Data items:
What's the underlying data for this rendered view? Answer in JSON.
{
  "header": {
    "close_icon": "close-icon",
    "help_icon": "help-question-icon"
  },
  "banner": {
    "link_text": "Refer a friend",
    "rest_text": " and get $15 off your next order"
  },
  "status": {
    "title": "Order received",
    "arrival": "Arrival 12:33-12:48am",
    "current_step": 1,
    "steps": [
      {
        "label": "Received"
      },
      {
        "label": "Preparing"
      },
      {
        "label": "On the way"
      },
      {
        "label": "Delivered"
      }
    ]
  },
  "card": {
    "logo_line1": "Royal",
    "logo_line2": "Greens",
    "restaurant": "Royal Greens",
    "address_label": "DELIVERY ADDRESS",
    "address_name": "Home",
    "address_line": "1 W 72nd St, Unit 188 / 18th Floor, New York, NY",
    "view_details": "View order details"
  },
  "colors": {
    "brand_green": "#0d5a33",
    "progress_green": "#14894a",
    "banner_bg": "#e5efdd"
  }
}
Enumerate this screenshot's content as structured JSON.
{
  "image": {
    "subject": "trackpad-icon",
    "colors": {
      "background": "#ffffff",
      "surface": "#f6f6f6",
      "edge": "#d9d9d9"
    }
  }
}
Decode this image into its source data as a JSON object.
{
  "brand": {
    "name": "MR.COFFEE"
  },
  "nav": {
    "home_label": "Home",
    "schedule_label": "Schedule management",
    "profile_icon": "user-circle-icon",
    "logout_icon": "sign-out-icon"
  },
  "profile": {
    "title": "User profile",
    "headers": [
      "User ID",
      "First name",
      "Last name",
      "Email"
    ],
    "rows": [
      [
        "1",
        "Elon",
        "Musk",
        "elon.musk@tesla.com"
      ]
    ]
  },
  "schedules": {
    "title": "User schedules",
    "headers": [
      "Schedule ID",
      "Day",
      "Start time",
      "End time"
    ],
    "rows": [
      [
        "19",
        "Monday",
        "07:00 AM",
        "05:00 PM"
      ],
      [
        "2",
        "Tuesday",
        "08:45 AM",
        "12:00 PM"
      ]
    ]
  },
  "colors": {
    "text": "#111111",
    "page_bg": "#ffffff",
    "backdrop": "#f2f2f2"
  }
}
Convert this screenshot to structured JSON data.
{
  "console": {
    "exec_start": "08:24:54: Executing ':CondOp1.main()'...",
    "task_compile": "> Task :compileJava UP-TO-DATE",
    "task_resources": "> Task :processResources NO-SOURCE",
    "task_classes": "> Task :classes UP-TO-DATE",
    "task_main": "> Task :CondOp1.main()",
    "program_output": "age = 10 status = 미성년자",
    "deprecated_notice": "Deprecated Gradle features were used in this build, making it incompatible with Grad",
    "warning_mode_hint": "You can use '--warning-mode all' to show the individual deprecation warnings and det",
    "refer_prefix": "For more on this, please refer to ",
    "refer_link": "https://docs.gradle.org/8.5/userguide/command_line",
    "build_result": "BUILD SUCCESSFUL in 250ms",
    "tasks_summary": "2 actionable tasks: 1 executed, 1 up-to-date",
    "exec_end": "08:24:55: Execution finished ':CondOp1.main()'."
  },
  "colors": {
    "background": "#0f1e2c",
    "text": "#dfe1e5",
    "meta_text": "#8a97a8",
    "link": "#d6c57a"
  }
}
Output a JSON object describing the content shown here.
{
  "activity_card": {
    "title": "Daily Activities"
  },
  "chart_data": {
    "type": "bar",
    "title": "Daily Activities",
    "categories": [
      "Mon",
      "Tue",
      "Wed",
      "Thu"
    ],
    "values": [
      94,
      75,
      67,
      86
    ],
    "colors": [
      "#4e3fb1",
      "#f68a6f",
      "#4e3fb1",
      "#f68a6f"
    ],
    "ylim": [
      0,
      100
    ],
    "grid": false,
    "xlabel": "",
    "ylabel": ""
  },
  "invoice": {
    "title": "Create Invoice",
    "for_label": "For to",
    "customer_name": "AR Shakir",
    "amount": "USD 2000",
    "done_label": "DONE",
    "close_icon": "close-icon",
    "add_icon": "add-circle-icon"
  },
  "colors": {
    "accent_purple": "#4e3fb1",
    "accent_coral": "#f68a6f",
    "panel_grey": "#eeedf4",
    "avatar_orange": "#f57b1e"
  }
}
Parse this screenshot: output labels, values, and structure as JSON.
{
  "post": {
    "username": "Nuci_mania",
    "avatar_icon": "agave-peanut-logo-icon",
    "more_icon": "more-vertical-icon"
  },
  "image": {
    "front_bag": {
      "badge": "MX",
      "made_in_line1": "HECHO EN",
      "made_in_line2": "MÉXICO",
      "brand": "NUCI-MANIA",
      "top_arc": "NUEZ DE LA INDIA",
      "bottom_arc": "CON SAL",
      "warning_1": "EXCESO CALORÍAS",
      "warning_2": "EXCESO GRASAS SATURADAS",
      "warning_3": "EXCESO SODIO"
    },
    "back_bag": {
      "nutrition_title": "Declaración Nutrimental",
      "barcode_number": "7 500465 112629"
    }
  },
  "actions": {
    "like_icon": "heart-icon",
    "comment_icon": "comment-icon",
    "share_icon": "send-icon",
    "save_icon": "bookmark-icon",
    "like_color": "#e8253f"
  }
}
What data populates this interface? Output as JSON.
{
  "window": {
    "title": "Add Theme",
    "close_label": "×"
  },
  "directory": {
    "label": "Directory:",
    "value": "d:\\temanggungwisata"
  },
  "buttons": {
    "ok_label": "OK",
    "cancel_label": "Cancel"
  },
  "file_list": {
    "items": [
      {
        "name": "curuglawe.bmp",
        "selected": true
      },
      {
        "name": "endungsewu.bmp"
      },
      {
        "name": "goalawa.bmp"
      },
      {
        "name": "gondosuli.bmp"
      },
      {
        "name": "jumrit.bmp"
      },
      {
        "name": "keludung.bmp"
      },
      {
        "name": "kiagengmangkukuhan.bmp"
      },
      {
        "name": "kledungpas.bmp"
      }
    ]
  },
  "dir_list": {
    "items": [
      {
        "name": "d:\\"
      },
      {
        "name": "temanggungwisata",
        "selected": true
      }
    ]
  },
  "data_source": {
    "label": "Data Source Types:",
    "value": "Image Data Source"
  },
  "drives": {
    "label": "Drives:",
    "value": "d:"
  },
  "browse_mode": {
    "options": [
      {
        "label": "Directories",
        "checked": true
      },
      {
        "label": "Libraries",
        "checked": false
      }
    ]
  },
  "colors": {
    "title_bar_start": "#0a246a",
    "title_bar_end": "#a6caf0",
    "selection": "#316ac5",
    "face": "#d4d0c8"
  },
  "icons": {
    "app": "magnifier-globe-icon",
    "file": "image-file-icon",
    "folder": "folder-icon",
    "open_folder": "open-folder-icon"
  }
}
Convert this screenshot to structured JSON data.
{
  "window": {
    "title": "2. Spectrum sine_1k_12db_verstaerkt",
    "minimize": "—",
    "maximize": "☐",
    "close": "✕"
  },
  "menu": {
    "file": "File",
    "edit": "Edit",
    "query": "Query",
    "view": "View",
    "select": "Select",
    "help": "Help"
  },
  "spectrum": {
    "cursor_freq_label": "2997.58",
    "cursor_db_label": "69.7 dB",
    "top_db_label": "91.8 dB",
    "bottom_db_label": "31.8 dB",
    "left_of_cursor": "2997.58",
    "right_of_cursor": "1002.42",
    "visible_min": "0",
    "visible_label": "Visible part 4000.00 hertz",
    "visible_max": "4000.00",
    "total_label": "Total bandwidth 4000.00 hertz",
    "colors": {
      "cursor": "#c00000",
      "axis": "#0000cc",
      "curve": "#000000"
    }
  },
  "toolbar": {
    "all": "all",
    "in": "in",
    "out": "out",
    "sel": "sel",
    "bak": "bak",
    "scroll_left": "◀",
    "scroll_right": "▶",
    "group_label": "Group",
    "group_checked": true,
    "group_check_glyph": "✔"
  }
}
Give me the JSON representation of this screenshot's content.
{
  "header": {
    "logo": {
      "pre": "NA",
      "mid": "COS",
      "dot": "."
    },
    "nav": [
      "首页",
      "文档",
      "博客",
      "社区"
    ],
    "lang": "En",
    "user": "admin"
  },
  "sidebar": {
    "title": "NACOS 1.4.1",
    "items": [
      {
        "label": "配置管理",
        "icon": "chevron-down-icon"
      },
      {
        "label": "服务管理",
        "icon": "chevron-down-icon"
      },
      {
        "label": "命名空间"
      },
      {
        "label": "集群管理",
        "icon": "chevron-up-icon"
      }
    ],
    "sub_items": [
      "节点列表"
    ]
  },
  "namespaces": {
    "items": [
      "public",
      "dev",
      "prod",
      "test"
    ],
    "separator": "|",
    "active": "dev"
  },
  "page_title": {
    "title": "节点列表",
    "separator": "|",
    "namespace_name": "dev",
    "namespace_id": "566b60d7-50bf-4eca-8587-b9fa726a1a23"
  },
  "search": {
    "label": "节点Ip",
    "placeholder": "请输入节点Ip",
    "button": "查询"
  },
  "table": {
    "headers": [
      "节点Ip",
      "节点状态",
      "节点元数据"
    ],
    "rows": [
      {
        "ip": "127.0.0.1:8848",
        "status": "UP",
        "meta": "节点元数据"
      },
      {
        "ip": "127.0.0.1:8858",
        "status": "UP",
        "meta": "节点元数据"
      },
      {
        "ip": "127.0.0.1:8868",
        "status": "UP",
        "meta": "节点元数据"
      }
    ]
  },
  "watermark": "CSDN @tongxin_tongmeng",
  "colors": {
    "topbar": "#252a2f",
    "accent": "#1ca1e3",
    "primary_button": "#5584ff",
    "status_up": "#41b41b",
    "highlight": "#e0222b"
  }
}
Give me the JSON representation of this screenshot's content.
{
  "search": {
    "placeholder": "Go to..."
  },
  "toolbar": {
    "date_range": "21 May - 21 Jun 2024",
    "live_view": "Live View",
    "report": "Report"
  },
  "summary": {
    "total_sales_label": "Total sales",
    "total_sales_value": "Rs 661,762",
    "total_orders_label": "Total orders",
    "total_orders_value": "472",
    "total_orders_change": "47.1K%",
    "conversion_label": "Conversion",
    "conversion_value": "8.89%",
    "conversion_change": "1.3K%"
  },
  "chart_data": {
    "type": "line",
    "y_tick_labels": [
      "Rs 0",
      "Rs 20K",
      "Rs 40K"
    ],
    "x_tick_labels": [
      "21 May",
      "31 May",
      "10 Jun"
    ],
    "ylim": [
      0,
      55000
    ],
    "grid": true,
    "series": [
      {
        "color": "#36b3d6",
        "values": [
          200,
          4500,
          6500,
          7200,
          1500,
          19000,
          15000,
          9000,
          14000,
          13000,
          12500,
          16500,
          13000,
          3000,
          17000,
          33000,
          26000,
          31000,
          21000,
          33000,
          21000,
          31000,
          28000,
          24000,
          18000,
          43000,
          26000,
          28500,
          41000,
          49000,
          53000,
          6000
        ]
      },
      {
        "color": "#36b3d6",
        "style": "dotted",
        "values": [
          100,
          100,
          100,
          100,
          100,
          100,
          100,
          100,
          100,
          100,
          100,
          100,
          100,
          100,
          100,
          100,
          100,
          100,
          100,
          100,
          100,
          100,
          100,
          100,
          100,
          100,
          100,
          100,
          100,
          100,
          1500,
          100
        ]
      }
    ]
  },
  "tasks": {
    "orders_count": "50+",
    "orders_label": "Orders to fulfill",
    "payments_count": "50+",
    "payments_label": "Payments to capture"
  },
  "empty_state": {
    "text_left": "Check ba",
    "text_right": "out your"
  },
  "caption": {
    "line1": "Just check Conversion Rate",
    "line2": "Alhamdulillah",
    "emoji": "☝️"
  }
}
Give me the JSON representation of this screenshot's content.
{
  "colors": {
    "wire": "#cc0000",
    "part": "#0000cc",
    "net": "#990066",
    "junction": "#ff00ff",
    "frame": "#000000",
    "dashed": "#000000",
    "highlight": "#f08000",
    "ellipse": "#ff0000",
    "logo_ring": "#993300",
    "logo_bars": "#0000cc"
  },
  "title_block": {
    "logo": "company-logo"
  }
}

EXERCISE GOAL: Report all lines of the data that include the word "Royal".

WRITTEN SOLUTION:
    "logo_line1": "Royal",
    "restaurant": "Royal Greens",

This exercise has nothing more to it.